● WHAT YOU HAVE TO DO:
Return every entry exactly.

== THE DATA ==

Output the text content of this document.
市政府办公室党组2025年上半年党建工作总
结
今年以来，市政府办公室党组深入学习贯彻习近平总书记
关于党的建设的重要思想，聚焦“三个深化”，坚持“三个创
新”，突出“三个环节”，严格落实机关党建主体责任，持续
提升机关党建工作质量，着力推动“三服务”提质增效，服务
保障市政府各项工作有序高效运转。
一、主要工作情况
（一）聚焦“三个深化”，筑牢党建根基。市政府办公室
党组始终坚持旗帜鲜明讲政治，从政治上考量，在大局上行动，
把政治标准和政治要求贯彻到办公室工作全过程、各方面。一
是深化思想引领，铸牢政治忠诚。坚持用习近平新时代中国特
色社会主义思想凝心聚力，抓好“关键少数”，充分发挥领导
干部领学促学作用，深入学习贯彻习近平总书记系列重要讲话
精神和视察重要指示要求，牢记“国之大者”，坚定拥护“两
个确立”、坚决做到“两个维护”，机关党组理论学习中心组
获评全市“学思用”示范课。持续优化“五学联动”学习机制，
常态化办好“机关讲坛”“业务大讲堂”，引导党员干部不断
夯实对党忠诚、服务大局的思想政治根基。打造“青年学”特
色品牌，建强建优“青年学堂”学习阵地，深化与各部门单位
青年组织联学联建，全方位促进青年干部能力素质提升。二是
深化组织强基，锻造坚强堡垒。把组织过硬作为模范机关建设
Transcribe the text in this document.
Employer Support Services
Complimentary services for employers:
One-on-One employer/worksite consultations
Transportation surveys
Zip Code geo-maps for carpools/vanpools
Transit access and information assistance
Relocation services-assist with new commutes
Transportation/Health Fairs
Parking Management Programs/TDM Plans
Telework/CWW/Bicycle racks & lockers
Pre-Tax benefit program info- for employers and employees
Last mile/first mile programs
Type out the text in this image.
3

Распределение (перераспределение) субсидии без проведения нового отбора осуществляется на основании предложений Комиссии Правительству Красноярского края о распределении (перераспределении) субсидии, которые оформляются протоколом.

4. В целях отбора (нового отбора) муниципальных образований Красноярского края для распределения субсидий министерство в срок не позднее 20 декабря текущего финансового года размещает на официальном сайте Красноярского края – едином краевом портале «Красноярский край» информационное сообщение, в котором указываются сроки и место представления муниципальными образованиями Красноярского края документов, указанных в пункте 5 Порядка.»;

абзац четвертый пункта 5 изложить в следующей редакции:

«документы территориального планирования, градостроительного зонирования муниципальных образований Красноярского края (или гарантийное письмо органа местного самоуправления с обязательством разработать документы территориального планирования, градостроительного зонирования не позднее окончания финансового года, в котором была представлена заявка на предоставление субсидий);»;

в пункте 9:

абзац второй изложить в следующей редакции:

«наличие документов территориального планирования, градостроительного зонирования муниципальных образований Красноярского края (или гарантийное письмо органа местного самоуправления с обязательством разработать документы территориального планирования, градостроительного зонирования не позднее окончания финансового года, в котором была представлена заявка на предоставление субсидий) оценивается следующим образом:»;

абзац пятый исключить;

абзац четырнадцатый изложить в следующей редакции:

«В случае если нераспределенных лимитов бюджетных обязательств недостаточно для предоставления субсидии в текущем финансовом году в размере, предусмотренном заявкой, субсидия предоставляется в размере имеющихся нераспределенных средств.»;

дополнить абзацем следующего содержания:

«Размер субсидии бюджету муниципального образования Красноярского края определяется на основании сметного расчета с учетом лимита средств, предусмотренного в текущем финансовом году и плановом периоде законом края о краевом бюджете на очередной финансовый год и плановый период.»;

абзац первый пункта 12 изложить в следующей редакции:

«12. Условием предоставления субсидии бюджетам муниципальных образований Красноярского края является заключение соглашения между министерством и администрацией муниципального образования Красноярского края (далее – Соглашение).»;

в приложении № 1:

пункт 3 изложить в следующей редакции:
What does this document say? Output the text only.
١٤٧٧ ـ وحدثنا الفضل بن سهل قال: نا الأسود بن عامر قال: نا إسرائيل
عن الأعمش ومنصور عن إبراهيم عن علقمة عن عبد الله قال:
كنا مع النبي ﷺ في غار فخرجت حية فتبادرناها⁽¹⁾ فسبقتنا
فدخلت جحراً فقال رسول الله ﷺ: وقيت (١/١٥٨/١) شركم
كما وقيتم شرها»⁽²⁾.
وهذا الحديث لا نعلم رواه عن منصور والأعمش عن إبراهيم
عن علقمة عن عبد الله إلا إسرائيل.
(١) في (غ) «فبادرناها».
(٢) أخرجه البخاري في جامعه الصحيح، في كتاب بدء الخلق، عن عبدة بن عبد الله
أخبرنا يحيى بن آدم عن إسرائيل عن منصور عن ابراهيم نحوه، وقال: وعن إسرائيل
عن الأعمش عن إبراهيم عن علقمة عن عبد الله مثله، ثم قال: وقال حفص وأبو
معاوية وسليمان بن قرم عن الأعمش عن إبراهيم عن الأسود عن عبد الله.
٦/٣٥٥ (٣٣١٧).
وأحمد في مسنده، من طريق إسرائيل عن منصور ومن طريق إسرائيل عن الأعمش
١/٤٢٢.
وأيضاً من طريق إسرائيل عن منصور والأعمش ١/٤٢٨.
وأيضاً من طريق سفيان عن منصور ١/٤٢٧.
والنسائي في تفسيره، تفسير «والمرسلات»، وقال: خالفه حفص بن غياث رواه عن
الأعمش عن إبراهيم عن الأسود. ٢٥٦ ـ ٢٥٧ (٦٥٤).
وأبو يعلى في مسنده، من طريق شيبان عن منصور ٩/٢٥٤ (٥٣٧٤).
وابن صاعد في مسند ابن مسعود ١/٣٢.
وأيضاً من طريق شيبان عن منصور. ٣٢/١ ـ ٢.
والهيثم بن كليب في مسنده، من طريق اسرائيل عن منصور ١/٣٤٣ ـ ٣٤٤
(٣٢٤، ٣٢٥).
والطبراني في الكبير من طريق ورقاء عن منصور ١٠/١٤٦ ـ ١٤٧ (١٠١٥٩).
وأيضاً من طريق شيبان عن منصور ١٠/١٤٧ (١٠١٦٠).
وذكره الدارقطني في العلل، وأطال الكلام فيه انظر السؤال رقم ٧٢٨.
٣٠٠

===

● SOLUTION:
Output the text content of this document.
市政府办公室党组2025年上半年党建工作总
结
今年以来，市政府办公室党组深入学习贯彻习近平总书记
关于党的建设的重要思想，聚焦“三个深化”，坚持“三个创
新”，突出“三个环节”，严格落实机关党建主体责任，持续
提升机关党建工作质量，着力推动“三服务”提质增效，服务
保障市政府各项工作有序高效运转。
一、主要工作情况
（一）聚焦“三个深化”，筑牢党建根基。市政府办公室
党组始终坚持旗帜鲜明讲政治，从政治上考量，在大局上行动，
把政治标准和政治要求贯彻到办公室工作全过程、各方面。一
是深化思想引领，铸牢政治忠诚。坚持用习近平新时代中国特
色社会主义思想凝心聚力，抓好“关键少数”，充分发挥领导
干部领学促学作用，深入学习贯彻习近平总书记系列重要讲话
精神和视察重要指示要求，牢记“国之大者”，坚定拥护“两
个确立”、坚决做到“两个维护”，机关党组理论学习中心组
获评全市“学思用”示范课。持续优化“五学联动”学习机制，
常态化办好“机关讲坛”“业务大讲堂”，引导党员干部不断
夯实对党忠诚、服务大局的思想政治根基。打造“青年学”特
色品牌，建强建优“青年学堂”学习阵地，深化与各部门单位
青年组织联学联建，全方位促进青年干部能力素质提升。二是
深化组织强基，锻造坚强堡垒。把组织过硬作为模范机关建设
Transcribe the text in this document.
Employer Support Services
Complimentary services for employers:
One-on-One employer/worksite consultations
Transportation surveys
Zip Code geo-maps for carpools/vanpools
Transit access and information assistance
Relocation services-assist with new commutes
Transportation/Health Fairs
Parking Management Programs/TDM Plans
Telework/CWW/Bicycle racks & lockers
Pre-Tax benefit program info- for employers and employees
Last mile/first mile programs
Type out the text in this image.
3

Распределение (перераспределение) субсидии без проведения нового отбора осуществляется на основании предложений Комиссии Правительству Красноярского края о распределении (перераспределении) субсидии, которые оформляются протоколом.

4. В целях отбора (нового отбора) муниципальных образований Красноярского края для распределения субсидий министерство в срок не позднее 20 декабря текущего финансового года размещает на официальном сайте Красноярского края – едином краевом портале «Красноярский край» информационное сообщение, в котором указываются сроки и место представления муниципальными образованиями Красноярского края документов, указанных в пункте 5 Порядка.»;

абзац четвертый пункта 5 изложить в следующей редакции:

«документы территориального планирования, градостроительного зонирования муниципальных образований Красноярского края (или гарантийное письмо органа местного самоуправления с обязательством разработать документы территориального планирования, градостроительного зонирования не позднее окончания финансового года, в котором была представлена заявка на предоставление субсидий);»;

в пункте 9:

абзац второй изложить в следующей редакции:

«наличие документов территориального планирования, градостроительного зонирования муниципальных образований Красноярского края (или гарантийное письмо органа местного самоуправления с обязательством разработать документы территориального планирования, градостроительного зонирования не позднее окончания финансового года, в котором была представлена заявка на предоставление субсидий) оценивается следующим образом:»;

абзац пятый исключить;

абзац четырнадцатый изложить в следующей редакции:

«В случае если нераспределенных лимитов бюджетных обязательств недостаточно для предоставления субсидии в текущем финансовом году в размере, предусмотренном заявкой, субсидия предоставляется в размере имеющихся нераспределенных средств.»;

дополнить абзацем следующего содержания:

«Размер субсидии бюджету муниципального образования Красноярского края определяется на основании сметного расчета с учетом лимита средств, предусмотренного в текущем финансовом году и плановом периоде законом края о краевом бюджете на очередной финансовый год и плановый период.»;

абзац первый пункта 12 изложить в следующей редакции:

«12. Условием предоставления субсидии бюджетам муниципальных образований Красноярского края является заключение соглашения между министерством и администрацией муниципального образования Красноярского края (далее – Соглашение).»;

в приложении № 1:

пункт 3 изложить в следующей редакции:
What does this document say? Output the text only.
١٤٧٧ ـ وحدثنا الفضل بن سهل قال: نا الأسود بن عامر قال: نا إسرائيل
عن الأعمش ومنصور عن إبراهيم عن علقمة عن عبد الله قال:
كنا مع النبي ﷺ في غار فخرجت حية فتبادرناها⁽¹⁾ فسبقتنا
فدخلت جحراً فقال رسول الله ﷺ: وقيت (١/١٥٨/١) شركم
كما وقيتم شرها»⁽²⁾.
وهذا الحديث لا نعلم رواه عن منصور والأعمش عن إبراهيم
عن علقمة عن عبد الله إلا إسرائيل.
(١) في (غ) «فبادرناها».
(٢) أخرجه البخاري في جامعه الصحيح، في كتاب بدء الخلق، عن عبدة بن عبد الله
أخبرنا يحيى بن آدم عن إسرائيل عن منصور عن ابراهيم نحوه، وقال: وعن إسرائيل
عن الأعمش عن إبراهيم عن علقمة عن عبد الله مثله، ثم قال: وقال حفص وأبو
معاوية وسليمان بن قرم عن الأعمش عن إبراهيم عن الأسود عن عبد الله.
٦/٣٥٥ (٣٣١٧).
وأحمد في مسنده، من طريق إسرائيل عن منصور ومن طريق إسرائيل عن الأعمش
١/٤٢٢.
وأيضاً من طريق إسرائيل عن منصور والأعمش ١/٤٢٨.
وأيضاً من طريق سفيان عن منصور ١/٤٢٧.
والنسائي في تفسيره، تفسير «والمرسلات»، وقال: خالفه حفص بن غياث رواه عن
الأعمش عن إبراهيم عن الأسود. ٢٥٦ ـ ٢٥٧ (٦٥٤).
وأبو يعلى في مسنده، من طريق شيبان عن منصور ٩/٢٥٤ (٥٣٧٤).
وابن صاعد في مسند ابن مسعود ١/٣٢.
وأيضاً من طريق شيبان عن منصور. ٣٢/١ ـ ٢.
والهيثم بن كليب في مسنده، من طريق اسرائيل عن منصور ١/٣٤٣ ـ ٣٤٤
(٣٢٤، ٣٢٥).
والطبراني في الكبير من طريق ورقاء عن منصور ١٠/١٤٦ ـ ١٤٧ (١٠١٥٩).
وأيضاً من طريق شيبان عن منصور ١٠/١٤٧ (١٠١٦٠).
وذكره الدارقطني في العلل، وأطال الكلام فيه انظر السؤال رقم ٧٢٨.
٣٠٠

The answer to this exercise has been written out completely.